- _WHAT IS REQUIRED_: Output every entry exactly, from the first line to the last.

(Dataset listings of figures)
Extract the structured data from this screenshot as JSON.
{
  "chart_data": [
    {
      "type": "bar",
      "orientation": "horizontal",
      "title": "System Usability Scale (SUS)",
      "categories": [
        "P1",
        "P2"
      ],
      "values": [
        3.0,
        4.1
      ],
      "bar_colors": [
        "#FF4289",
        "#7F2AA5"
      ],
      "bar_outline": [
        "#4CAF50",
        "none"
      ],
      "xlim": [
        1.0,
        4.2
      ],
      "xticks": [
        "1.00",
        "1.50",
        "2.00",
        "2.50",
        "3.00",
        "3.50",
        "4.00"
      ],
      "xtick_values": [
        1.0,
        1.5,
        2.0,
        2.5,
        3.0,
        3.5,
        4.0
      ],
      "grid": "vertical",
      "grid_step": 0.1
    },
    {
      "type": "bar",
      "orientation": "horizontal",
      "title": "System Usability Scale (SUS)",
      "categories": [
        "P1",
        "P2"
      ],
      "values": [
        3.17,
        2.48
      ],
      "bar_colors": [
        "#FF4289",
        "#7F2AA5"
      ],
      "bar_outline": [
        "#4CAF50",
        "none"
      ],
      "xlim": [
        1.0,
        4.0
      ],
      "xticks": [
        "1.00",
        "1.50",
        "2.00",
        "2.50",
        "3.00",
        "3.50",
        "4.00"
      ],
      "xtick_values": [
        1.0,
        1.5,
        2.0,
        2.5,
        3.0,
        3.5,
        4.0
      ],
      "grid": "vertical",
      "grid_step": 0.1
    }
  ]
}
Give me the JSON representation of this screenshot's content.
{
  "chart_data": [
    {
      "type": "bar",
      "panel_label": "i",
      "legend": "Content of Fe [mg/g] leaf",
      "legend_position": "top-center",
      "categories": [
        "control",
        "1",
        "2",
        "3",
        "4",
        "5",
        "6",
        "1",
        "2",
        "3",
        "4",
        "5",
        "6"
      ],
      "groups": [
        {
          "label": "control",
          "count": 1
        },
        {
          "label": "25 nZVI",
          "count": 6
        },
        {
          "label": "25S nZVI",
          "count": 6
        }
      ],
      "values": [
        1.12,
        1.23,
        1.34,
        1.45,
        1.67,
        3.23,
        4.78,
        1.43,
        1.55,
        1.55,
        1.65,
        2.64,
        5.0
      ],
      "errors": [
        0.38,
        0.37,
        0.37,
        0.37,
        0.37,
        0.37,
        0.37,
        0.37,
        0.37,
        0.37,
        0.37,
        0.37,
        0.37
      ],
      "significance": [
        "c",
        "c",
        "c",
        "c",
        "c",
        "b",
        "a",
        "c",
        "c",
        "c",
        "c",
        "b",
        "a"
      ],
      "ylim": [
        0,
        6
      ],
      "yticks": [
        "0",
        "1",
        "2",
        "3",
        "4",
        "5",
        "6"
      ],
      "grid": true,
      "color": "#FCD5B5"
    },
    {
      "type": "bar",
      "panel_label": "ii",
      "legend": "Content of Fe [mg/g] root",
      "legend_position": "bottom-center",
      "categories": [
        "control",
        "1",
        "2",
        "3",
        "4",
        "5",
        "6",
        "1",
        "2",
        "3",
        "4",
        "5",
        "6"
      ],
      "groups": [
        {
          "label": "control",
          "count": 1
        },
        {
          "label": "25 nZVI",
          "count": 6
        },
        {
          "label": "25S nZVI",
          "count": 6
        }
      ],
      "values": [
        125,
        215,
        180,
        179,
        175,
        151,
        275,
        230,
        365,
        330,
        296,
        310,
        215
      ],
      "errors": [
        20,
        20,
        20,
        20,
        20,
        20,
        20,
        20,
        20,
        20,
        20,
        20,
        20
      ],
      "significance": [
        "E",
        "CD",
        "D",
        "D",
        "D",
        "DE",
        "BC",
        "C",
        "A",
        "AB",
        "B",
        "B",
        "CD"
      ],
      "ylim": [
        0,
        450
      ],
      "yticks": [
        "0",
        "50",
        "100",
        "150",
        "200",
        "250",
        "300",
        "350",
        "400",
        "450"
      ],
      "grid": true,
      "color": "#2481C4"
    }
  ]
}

- _RIGHT ANSWER_:
Extract the structured data from this screenshot as JSON.
{
  "chart_data": [
    {
      "type": "bar",
      "orientation": "horizontal",
      "title": "System Usability Scale (SUS)",
      "categories": [
        "P1",
        "P2"
      ],
      "values": [
        3.0,
        4.1
      ],
      "bar_colors": [
        "#FF4289",
        "#7F2AA5"
      ],
      "bar_outline": [
        "#4CAF50",
        "none"
      ],
      "xlim": [
        1.0,
        4.2
      ],
      "xticks": [
        "1.00",
        "1.50",
        "2.00",
        "2.50",
        "3.00",
        "3.50",
        "4.00"
      ],
      "xtick_values": [
        1.0,
        1.5,
        2.0,
        2.5,
        3.0,
        3.5,
        4.0
      ],
      "grid": "vertical",
      "grid_step": 0.1
    },
    {
      "type": "bar",
      "orientation": "horizontal",
      "title": "System Usability Scale (SUS)",
      "categories": [
        "P1",
        "P2"
      ],
      "values": [
        3.17,
        2.48
      ],
      "bar_colors": [
        "#FF4289",
        "#7F2AA5"
      ],
      "bar_outline": [
        "#4CAF50",
        "none"
      ],
      "xlim": [
        1.0,
        4.0
      ],
      "xticks": [
        "1.00",
        "1.50",
        "2.00",
        "2.50",
        "3.00",
        "3.50",
        "4.00"
      ],
      "xtick_values": [
        1.0,
        1.5,
        2.0,
        2.5,
        3.0,
        3.5,
        4.0
      ],
      "grid": "vertical",
      "grid_step": 0.1
    }
  ]
}
Give me the JSON representation of this screenshot's content.
{
  "chart_data": [
    {
      "type": "bar",
      "panel_label": "i",
      "legend": "Content of Fe [mg/g] leaf",
      "legend_position": "top-center",
      "categories": [
        "control",
        "1",
        "2",
        "3",
        "4",
        "5",
        "6",
        "1",
        "2",
        "3",
        "4",
        "5",
        "6"
      ],
      "groups": [
        {
          "label": "control",
          "count": 1
        },
        {
          "label": "25 nZVI",
          "count": 6
        },
        {
          "label": "25S nZVI",
          "count": 6
        }
      ],
      "values": [
        1.12,
        1.23,
        1.34,
        1.45,
        1.67,
        3.23,
        4.78,
        1.43,
        1.55,
        1.55,
        1.65,
        2.64,
        5.0
      ],
      "errors": [
        0.38,
        0.37,
        0.37,
        0.37,
        0.37,
        0.37,
        0.37,
        0.37,
        0.37,
        0.37,
        0.37,
        0.37,
        0.37
      ],
      "significance": [
        "c",
        "c",
        "c",
        "c",
        "c",
        "b",
        "a",
        "c",
        "c",
        "c",
        "c",
        "b",
        "a"
      ],
      "ylim": [
        0,
        6
      ],
      "yticks": [
        "0",
        "1",
        "2",
        "3",
        "4",
        "5",
        "6"
      ],
      "grid": true,
      "color": "#FCD5B5"
    },
    {
      "type": "bar",
      "panel_label": "ii",
      "legend": "Content of Fe [mg/g] root",
      "legend_position": "bottom-center",
      "categories": [
        "control",
        "1",
        "2",
        "3",
        "4",
        "5",
        "6",
        "1",
        "2",
        "3",
        "4",
        "5",
        "6"
      ],
      "groups": [
        {
          "label": "control",
          "count": 1
        },
        {
          "label": "25 nZVI",
          "count": 6
        },
        {
          "label": "25S nZVI",
          "count": 6
        }
      ],
      "values": [
        125,
        215,
        180,
        179,
        175,
        151,
        275,
        230,
        365,
        330,
        296,
        310,
        215
      ],
      "errors": [
        20,
        20,
        20,
        20,
        20,
        20,
        20,
        20,
        20,
        20,
        20,
        20,
        20
      ],
      "significance": [
        "E",
        "CD",
        "D",
        "D",
        "D",
        "DE",
        "BC",
        "C",
        "A",
        "AB",
        "B",
        "B",
        "CD"
      ],
      "ylim": [
        0,
        450
      ],
      "yticks": [
        "0",
        "50",
        "100",
        "150",
        "200",
        "250",
        "300",
        "350",
        "400",
        "450"
      ],
      "grid": true,
      "color": "#2481C4"
    }
  ]
}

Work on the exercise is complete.